WHAT YOU NEED TO DO » Extract all records. Keep each one exact.

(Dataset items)
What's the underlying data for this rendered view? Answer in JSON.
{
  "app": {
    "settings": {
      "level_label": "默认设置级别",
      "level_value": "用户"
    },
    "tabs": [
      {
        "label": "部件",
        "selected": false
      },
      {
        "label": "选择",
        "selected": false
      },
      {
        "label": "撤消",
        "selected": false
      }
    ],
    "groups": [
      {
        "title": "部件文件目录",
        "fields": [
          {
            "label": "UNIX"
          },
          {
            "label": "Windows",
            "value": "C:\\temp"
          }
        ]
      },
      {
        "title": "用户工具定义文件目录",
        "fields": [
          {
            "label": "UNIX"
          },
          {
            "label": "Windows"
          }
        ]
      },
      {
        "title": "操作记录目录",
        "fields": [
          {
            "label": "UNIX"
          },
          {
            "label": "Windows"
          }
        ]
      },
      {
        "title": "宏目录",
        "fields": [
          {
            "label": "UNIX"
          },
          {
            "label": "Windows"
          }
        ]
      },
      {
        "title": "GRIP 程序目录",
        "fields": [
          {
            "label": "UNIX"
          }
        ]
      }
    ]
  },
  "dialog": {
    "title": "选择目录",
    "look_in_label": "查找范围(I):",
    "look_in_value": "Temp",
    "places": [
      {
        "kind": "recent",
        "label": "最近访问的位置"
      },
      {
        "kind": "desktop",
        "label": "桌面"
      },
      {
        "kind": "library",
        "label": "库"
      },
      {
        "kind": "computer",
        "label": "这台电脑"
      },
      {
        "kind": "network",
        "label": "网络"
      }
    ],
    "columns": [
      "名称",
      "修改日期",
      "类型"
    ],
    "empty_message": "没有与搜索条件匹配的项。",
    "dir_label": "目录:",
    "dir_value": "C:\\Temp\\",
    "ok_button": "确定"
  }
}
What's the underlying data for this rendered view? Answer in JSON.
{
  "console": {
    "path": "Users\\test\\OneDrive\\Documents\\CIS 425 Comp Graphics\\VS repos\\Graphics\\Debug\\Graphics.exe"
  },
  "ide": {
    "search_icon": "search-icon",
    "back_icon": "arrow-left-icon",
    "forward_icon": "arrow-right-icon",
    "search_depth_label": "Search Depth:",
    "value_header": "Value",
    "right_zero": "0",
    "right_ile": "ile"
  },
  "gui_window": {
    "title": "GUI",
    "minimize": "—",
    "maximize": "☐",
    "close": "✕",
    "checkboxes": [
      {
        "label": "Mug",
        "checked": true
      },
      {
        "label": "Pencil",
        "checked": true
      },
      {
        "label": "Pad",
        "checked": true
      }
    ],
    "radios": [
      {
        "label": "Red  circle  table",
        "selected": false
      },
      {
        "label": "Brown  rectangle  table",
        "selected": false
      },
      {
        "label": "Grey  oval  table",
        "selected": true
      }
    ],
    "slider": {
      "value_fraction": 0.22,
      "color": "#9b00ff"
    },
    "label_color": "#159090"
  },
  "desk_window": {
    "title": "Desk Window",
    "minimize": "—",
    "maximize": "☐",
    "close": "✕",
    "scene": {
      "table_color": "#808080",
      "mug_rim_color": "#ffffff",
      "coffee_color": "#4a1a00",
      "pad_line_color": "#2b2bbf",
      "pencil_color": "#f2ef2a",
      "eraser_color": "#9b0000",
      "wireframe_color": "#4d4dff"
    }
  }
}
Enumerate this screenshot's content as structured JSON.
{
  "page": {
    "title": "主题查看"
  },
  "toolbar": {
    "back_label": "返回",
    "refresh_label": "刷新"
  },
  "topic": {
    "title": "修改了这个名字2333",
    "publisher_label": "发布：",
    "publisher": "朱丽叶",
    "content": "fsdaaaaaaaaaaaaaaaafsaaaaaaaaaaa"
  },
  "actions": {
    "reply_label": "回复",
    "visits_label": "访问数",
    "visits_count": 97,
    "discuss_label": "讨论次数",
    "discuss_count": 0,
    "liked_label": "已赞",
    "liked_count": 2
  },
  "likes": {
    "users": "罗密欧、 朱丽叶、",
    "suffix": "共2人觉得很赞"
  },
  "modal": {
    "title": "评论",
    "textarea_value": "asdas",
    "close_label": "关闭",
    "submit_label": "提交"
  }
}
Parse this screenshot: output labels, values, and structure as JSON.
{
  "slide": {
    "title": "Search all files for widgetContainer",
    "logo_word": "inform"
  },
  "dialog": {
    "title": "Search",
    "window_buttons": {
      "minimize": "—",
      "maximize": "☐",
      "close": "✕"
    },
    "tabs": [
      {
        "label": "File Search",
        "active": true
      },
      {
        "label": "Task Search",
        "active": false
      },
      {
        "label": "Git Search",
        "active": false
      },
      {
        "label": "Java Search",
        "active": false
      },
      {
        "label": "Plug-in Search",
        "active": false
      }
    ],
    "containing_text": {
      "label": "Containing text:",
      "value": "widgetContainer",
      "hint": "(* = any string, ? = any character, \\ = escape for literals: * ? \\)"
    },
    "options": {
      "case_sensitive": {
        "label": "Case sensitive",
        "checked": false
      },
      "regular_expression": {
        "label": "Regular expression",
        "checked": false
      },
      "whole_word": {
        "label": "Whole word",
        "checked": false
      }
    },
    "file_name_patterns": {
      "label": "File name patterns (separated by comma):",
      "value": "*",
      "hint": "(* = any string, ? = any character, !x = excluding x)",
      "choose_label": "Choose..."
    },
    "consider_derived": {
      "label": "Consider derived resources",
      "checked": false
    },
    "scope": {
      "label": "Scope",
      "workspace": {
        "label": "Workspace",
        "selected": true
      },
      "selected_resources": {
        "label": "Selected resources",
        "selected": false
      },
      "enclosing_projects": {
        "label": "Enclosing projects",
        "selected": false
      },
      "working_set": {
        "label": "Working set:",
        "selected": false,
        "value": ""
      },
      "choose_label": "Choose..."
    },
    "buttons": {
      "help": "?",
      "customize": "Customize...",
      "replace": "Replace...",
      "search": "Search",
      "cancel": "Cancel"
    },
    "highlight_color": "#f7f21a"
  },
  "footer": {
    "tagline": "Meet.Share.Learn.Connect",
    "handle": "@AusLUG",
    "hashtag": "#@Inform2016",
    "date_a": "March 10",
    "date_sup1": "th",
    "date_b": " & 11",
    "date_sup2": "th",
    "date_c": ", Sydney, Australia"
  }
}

SOLVED PROBLEM »
What's the underlying data for this rendered view? Answer in JSON.
{
  "app": {
    "settings": {
      "level_label": "默认设置级别",
      "level_value": "用户"
    },
    "tabs": [
      {
        "label": "部件",
        "selected": false
      },
      {
        "label": "选择",
        "selected": false
      },
      {
        "label": "撤消",
        "selected": false
      }
    ],
    "groups": [
      {
        "title": "部件文件目录",
        "fields": [
          {
            "label": "UNIX"
          },
          {
            "label": "Windows",
            "value": "C:\\temp"
          }
        ]
      },
      {
        "title": "用户工具定义文件目录",
        "fields": [
          {
            "label": "UNIX"
          },
          {
            "label": "Windows"
          }
        ]
      },
      {
        "title": "操作记录目录",
        "fields": [
          {
            "label": "UNIX"
          },
          {
            "label": "Windows"
          }
        ]
      },
      {
        "title": "宏目录",
        "fields": [
          {
            "label": "UNIX"
          },
          {
            "label": "Windows"
          }
        ]
      },
      {
        "title": "GRIP 程序目录",
        "fields": [
          {
            "label": "UNIX"
          }
        ]
      }
    ]
  },
  "dialog": {
    "title": "选择目录",
    "look_in_label": "查找范围(I):",
    "look_in_value": "Temp",
    "places": [
      {
        "kind": "recent",
        "label": "最近访问的位置"
      },
      {
        "kind": "desktop",
        "label": "桌面"
      },
      {
        "kind": "library",
        "label": "库"
      },
      {
        "kind": "computer",
        "label": "这台电脑"
      },
      {
        "kind": "network",
        "label": "网络"
      }
    ],
    "columns": [
      "名称",
      "修改日期",
      "类型"
    ],
    "empty_message": "没有与搜索条件匹配的项。",
    "dir_label": "目录:",
    "dir_value": "C:\\Temp\\",
    "ok_button": "确定"
  }
}
What's the underlying data for this rendered view? Answer in JSON.
{
  "console": {
    "path": "Users\\test\\OneDrive\\Documents\\CIS 425 Comp Graphics\\VS repos\\Graphics\\Debug\\Graphics.exe"
  },
  "ide": {
    "search_icon": "search-icon",
    "back_icon": "arrow-left-icon",
    "forward_icon": "arrow-right-icon",
    "search_depth_label": "Search Depth:",
    "value_header": "Value",
    "right_zero": "0",
    "right_ile": "ile"
  },
  "gui_window": {
    "title": "GUI",
    "minimize": "—",
    "maximize": "☐",
    "close": "✕",
    "checkboxes": [
      {
        "label": "Mug",
        "checked": true
      },
      {
        "label": "Pencil",
        "checked": true
      },
      {
        "label": "Pad",
        "checked": true
      }
    ],
    "radios": [
      {
        "label": "Red  circle  table",
        "selected": false
      },
      {
        "label": "Brown  rectangle  table",
        "selected": false
      },
      {
        "label": "Grey  oval  table",
        "selected": true
      }
    ],
    "slider": {
      "value_fraction": 0.22,
      "color": "#9b00ff"
    },
    "label_color": "#159090"
  },
  "desk_window": {
    "title": "Desk Window",
    "minimize": "—",
    "maximize": "☐",
    "close": "✕",
    "scene": {
      "table_color": "#808080",
      "mug_rim_color": "#ffffff",
      "coffee_color": "#4a1a00",
      "pad_line_color": "#2b2bbf",
      "pencil_color": "#f2ef2a",
      "eraser_color": "#9b0000",
      "wireframe_color": "#4d4dff"
    }
  }
}
Enumerate this screenshot's content as structured JSON.
{
  "page": {
    "title": "主题查看"
  },
  "toolbar": {
    "back_label": "返回",
    "refresh_label": "刷新"
  },
  "topic": {
    "title": "修改了这个名字2333",
    "publisher_label": "发布：",
    "publisher": "朱丽叶",
    "content": "fsdaaaaaaaaaaaaaaaafsaaaaaaaaaaa"
  },
  "actions": {
    "reply_label": "回复",
    "visits_label": "访问数",
    "visits_count": 97,
    "discuss_label": "讨论次数",
    "discuss_count": 0,
    "liked_label": "已赞",
    "liked_count": 2
  },
  "likes": {
    "users": "罗密欧、 朱丽叶、",
    "suffix": "共2人觉得很赞"
  },
  "modal": {
    "title": "评论",
    "textarea_value": "asdas",
    "close_label": "关闭",
    "submit_label": "提交"
  }
}
Parse this screenshot: output labels, values, and structure as JSON.
{
  "slide": {
    "title": "Search all files for widgetContainer",
    "logo_word": "inform"
  },
  "dialog": {
    "title": "Search",
    "window_buttons": {
      "minimize": "—",
      "maximize": "☐",
      "close": "✕"
    },
    "tabs": [
      {
        "label": "File Search",
        "active": true
      },
      {
        "label": "Task Search",
        "active": false
      },
      {
        "label": "Git Search",
        "active": false
      },
      {
        "label": "Java Search",
        "active": false
      },
      {
        "label": "Plug-in Search",
        "active": false
      }
    ],
    "containing_text": {
      "label": "Containing text:",
      "value": "widgetContainer",
      "hint": "(* = any string, ? = any character, \\ = escape for literals: * ? \\)"
    },
    "options": {
      "case_sensitive": {
        "label": "Case sensitive",
        "checked": false
      },
      "regular_expression": {
        "label": "Regular expression",
        "checked": false
      },
      "whole_word": {
        "label": "Whole word",
        "checked": false
      }
    },
    "file_name_patterns": {
      "label": "File name patterns (separated by comma):",
      "value": "*",
      "hint": "(* = any string, ? = any character, !x = excluding x)",
      "choose_label": "Choose..."
    },
    "consider_derived": {
      "label": "Consider derived resources",
      "checked": false
    },
    "scope": {
      "label": "Scope",
      "workspace": {
        "label": "Workspace",
        "selected": true
      },
      "selected_resources": {
        "label": "Selected resources",
        "selected": false
      },
      "enclosing_projects": {
        "label": "Enclosing projects",
        "selected": false
      },
      "working_set": {
        "label": "Working set:",
        "selected": false,
        "value": ""
      },
      "choose_label": "Choose..."
    },
    "buttons": {
      "help": "?",
      "customize": "Customize...",
      "replace": "Replace...",
      "search": "Search",
      "cancel": "Cancel"
    },
    "highlight_color": "#f7f21a"
  },
  "footer": {
    "tagline": "Meet.Share.Learn.Connect",
    "handle": "@AusLUG",
    "hashtag": "#@Inform2016",
    "date_a": "March 10",
    "date_sup1": "th",
    "date_b": " & 11",
    "date_sup2": "th",
    "date_c": ", Sydney, Australia"
  }
}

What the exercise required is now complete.